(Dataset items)
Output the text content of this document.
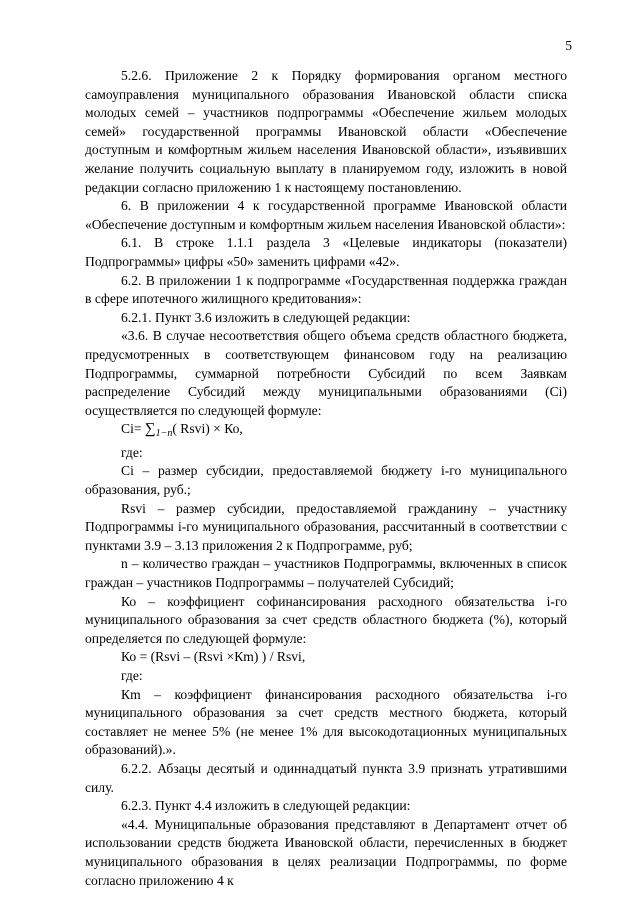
5

5.2.6. Приложение 2 к Порядку формирования органом местного самоуправления муниципального образования Ивановской области списка молодых семей – участников подпрограммы «Обеспечение жильем молодых семей» государственной программы Ивановской области «Обеспечение доступным и комфортным жильем населения Ивановской области», изъявивших желание получить социальную выплату в планируемом году, изложить в новой редакции согласно приложению 1 к настоящему постановлению.

6. В приложении 4 к государственной программе Ивановской области «Обеспечение доступным и комфортным жильем населения Ивановской области»:

6.1. В строке 1.1.1 раздела 3 «Целевые индикаторы (показатели) Подпрограммы» цифры «50» заменить цифрами «42».

6.2. В приложении 1 к подпрограмме «Государственная поддержка граждан в сфере ипотечного жилищного кредитования»:

6.2.1. Пункт 3.6 изложить в следующей редакции:

«3.6. В случае несоответствия общего объема средств областного бюджета, предусмотренных в соответствующем финансовом году на реализацию Подпрограммы, суммарной потребности Субсидий по всем Заявкам распределение Субсидий между муниципальными образованиями (Сi) осуществляется по следующей формуле:

$Сi= \sum_{1-n}$( Rsvi) × Ко,

где:

Сi – размер субсидии, предоставляемой бюджету i-го муниципального образования, руб.;

Rsvi – размер субсидии, предоставляемой гражданину – участнику Подпрограммы i-го муниципального образования, рассчитанный в соответствии с пунктами 3.9 – 3.13 приложения 2 к Подпрограмме, руб;

n – количество граждан – участников Подпрограммы, включенных в список граждан – участников Подпрограммы – получателей Субсидий;

Ко – коэффициент софинансирования расходного обязательства i-го муниципального образования за счет средств областного бюджета (%), который определяется по следующей формуле:

Ко = (Rsvi – (Rsvi ×Кm) ) / Rsvi,

где:

Кm – коэффициент финансирования расходного обязательства i-го муниципального образования за счет средств местного бюджета, который составляет не менее 5% (не менее 1% для высокодотационных муниципальных образований).».

6.2.2. Абзацы десятый и одиннадцатый пункта 3.9 признать утратившими силу.

6.2.3. Пункт 4.4 изложить в следующей редакции:

«4.4. Муниципальные образования представляют в Департамент отчет об использовании средств бюджета Ивановской области, перечисленных в бюджет муниципального образования в целях реализации Подпрограммы, по форме согласно приложению 4 к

» What the task asks
Reproduce each entry precisely. Leave the pictures out.

» Answer to this task
Output the text content of this document.
5

5.2.6. Приложение 2 к Порядку формирования органом местного самоуправления муниципального образования Ивановской области списка молодых семей – участников подпрограммы «Обеспечение жильем молодых семей» государственной программы Ивановской области «Обеспечение доступным и комфортным жильем населения Ивановской области», изъявивших желание получить социальную выплату в планируемом году, изложить в новой редакции согласно приложению 1 к настоящему постановлению.

6. В приложении 4 к государственной программе Ивановской области «Обеспечение доступным и комфортным жильем населения Ивановской области»:

6.1. В строке 1.1.1 раздела 3 «Целевые индикаторы (показатели) Подпрограммы» цифры «50» заменить цифрами «42».

6.2. В приложении 1 к подпрограмме «Государственная поддержка граждан в сфере ипотечного жилищного кредитования»:

6.2.1. Пункт 3.6 изложить в следующей редакции:

«3.6. В случае несоответствия общего объема средств областного бюджета, предусмотренных в соответствующем финансовом году на реализацию Подпрограммы, суммарной потребности Субсидий по всем Заявкам распределение Субсидий между муниципальными образованиями (Сi) осуществляется по следующей формуле:

$Сi= \sum_{1-n}$( Rsvi) × Ко,

где:

Сi – размер субсидии, предоставляемой бюджету i-го муниципального образования, руб.;

Rsvi – размер субсидии, предоставляемой гражданину – участнику Подпрограммы i-го муниципального образования, рассчитанный в соответствии с пунктами 3.9 – 3.13 приложения 2 к Подпрограмме, руб;

n – количество граждан – участников Подпрограммы, включенных в список граждан – участников Подпрограммы – получателей Субсидий;

Ко – коэффициент софинансирования расходного обязательства i-го муниципального образования за счет средств областного бюджета (%), который определяется по следующей формуле:

Ко = (Rsvi – (Rsvi ×Кm) ) / Rsvi,

где:

Кm – коэффициент финансирования расходного обязательства i-го муниципального образования за счет средств местного бюджета, который составляет не менее 5% (не менее 1% для высокодотационных муниципальных образований).».

6.2.2. Абзацы десятый и одиннадцатый пункта 3.9 признать утратившими силу.

6.2.3. Пункт 4.4 изложить в следующей редакции:

«4.4. Муниципальные образования представляют в Департамент отчет об использовании средств бюджета Ивановской области, перечисленных в бюджет муниципального образования в целях реализации Подпрограммы, по форме согласно приложению 4 к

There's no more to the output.